▶ _SET PROBLEM_:
Copy each line below in which the word "classes" occurs.

Records:
::::

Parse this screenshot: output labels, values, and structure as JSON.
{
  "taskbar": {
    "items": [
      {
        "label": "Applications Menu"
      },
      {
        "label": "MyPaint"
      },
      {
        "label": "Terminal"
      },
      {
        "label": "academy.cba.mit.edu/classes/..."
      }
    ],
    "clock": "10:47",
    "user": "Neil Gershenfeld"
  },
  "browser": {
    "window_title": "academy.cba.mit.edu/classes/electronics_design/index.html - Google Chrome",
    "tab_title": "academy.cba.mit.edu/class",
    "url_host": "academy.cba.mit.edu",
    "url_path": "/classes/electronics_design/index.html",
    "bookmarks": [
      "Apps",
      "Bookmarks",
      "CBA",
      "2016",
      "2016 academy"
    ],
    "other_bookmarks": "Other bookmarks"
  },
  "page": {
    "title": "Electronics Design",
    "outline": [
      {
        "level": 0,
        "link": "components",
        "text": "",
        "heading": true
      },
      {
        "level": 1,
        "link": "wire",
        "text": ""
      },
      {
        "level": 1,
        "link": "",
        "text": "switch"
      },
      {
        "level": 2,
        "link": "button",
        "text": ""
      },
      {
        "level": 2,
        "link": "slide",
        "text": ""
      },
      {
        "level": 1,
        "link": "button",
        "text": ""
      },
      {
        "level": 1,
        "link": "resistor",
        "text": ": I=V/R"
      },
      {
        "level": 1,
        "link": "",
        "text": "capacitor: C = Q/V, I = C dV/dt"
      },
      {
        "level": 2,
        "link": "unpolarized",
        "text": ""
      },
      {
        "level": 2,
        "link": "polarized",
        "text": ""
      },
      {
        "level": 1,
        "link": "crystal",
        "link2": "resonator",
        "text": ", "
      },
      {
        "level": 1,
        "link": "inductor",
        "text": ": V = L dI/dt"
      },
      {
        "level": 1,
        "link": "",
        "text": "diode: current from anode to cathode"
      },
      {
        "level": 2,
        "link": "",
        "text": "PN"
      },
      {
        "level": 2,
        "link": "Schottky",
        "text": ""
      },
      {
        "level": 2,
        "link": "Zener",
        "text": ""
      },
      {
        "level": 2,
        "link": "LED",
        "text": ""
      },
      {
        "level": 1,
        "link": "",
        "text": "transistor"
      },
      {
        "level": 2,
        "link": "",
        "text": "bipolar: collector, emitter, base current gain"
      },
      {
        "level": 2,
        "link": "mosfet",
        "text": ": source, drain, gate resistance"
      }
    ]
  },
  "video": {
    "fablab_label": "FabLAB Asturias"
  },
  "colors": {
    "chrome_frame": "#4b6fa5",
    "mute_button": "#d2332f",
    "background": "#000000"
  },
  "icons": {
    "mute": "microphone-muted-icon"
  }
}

::::

▶ _THE RESPONSE_:
        "label": "academy.cba.mit.edu/classes/..."
    "window_title": "academy.cba.mit.edu/classes/electronics_design/index.html - Google Chrome",
    "url_path": "/classes/electronics_design/index.html",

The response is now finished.